Saved data entries:
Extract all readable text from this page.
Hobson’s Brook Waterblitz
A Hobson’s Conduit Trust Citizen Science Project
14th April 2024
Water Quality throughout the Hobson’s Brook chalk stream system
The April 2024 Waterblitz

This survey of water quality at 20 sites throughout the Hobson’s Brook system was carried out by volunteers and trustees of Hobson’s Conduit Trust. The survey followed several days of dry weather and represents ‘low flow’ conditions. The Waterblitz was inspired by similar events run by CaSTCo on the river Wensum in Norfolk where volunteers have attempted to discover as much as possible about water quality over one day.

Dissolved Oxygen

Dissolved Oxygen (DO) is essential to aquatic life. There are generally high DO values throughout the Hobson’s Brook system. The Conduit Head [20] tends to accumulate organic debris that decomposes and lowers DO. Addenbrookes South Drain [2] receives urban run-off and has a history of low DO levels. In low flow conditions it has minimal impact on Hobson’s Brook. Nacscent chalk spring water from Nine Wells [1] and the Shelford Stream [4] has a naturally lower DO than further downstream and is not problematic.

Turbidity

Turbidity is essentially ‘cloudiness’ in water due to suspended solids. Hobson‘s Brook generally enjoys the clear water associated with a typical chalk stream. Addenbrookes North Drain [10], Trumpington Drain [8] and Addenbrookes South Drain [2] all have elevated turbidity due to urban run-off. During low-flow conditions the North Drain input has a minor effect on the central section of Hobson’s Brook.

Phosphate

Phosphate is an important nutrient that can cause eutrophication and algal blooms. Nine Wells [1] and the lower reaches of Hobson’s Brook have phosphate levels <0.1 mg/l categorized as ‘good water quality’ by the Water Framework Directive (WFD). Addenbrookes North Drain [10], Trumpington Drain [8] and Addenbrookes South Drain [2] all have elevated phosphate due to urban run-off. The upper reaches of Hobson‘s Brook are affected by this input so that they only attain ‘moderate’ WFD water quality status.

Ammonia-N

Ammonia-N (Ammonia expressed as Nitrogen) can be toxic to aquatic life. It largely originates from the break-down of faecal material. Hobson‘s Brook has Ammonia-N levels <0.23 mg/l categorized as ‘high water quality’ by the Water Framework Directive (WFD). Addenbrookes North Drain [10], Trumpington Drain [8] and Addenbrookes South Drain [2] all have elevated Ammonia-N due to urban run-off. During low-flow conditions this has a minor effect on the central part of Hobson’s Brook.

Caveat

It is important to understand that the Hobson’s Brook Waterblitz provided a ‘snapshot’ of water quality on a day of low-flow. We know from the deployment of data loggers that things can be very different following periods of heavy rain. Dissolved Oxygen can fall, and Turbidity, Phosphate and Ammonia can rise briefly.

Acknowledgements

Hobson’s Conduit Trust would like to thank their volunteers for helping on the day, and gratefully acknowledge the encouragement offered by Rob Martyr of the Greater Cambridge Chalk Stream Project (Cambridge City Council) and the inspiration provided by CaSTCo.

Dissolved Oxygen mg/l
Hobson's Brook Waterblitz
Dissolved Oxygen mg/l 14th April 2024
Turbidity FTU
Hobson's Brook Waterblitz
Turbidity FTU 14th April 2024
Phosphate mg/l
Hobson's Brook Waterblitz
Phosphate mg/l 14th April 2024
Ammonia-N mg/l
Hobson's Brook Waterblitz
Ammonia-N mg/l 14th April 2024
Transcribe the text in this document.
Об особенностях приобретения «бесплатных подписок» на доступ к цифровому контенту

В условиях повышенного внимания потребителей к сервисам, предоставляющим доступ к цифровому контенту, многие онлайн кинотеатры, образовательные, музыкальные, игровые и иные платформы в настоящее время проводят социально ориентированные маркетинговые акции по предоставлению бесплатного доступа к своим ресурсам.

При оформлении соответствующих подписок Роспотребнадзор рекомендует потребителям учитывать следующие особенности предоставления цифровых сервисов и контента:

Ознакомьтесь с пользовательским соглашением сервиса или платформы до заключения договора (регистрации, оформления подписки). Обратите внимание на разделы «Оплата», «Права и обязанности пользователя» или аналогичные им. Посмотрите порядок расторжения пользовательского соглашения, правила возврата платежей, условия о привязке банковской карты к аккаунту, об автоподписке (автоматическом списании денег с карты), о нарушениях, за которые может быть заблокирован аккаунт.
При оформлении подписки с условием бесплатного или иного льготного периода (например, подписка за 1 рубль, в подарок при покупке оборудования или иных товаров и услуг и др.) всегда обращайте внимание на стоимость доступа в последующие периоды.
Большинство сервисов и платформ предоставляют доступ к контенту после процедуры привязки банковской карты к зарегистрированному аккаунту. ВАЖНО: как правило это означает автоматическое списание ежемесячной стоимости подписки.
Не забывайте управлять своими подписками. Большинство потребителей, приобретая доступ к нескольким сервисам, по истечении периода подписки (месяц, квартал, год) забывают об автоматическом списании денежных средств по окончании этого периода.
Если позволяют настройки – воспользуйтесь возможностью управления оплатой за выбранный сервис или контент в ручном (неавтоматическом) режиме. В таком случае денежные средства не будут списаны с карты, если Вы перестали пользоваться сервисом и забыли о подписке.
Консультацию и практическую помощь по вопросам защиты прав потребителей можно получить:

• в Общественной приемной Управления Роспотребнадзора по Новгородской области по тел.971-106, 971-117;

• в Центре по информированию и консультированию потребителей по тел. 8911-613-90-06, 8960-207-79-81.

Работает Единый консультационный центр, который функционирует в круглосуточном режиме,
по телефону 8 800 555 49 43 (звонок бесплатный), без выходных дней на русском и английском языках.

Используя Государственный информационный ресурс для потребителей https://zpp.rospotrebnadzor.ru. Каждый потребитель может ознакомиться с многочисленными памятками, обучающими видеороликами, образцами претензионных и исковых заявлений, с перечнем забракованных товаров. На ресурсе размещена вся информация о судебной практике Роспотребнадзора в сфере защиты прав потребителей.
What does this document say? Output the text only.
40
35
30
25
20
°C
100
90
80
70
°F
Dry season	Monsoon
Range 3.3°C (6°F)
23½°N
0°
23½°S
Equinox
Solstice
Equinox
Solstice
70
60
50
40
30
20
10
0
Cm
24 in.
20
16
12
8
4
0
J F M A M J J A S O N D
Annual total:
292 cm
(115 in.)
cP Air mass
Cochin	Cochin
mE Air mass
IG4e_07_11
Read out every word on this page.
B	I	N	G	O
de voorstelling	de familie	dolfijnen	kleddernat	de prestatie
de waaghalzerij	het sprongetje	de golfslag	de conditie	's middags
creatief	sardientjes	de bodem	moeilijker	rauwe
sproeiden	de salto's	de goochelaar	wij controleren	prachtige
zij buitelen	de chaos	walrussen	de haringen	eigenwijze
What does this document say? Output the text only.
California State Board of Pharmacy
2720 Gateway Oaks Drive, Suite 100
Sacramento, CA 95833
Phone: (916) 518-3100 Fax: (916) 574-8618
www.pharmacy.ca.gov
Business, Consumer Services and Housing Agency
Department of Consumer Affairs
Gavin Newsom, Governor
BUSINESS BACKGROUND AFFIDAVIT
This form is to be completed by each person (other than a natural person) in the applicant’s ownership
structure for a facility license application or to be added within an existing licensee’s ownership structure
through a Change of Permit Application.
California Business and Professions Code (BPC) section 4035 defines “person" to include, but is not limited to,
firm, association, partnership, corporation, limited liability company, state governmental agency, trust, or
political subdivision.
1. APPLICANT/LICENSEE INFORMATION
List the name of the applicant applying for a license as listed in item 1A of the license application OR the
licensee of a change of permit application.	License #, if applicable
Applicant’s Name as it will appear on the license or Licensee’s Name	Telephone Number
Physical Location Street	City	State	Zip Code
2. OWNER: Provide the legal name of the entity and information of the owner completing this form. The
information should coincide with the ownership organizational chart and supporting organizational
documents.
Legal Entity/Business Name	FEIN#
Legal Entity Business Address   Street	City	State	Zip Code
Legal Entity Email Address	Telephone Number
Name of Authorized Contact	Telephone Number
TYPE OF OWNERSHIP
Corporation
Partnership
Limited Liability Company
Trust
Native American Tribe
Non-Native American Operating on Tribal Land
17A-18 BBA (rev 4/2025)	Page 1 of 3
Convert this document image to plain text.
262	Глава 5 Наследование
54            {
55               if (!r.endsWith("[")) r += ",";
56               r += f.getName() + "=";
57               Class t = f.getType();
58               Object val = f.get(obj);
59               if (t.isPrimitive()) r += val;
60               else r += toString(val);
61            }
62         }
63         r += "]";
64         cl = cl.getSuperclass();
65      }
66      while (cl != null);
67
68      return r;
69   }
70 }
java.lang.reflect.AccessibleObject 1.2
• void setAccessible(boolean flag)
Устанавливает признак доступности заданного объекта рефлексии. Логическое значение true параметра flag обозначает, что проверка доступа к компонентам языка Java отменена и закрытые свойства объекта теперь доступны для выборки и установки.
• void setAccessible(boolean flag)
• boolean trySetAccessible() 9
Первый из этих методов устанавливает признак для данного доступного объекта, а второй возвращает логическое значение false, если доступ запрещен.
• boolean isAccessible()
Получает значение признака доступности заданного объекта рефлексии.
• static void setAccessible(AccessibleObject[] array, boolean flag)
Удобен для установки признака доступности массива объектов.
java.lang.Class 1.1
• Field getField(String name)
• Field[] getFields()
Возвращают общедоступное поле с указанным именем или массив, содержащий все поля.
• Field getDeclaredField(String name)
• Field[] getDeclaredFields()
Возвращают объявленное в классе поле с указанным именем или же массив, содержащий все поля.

§ **The problem**
Pick out every line with the string "указанным" and copy it.

§ **Solution for this task**
Возвращают общедоступное поле с указанным именем или массив, содержащий все поля.
Возвращают объявленное в классе поле с указанным именем или же массив, содержащий все поля.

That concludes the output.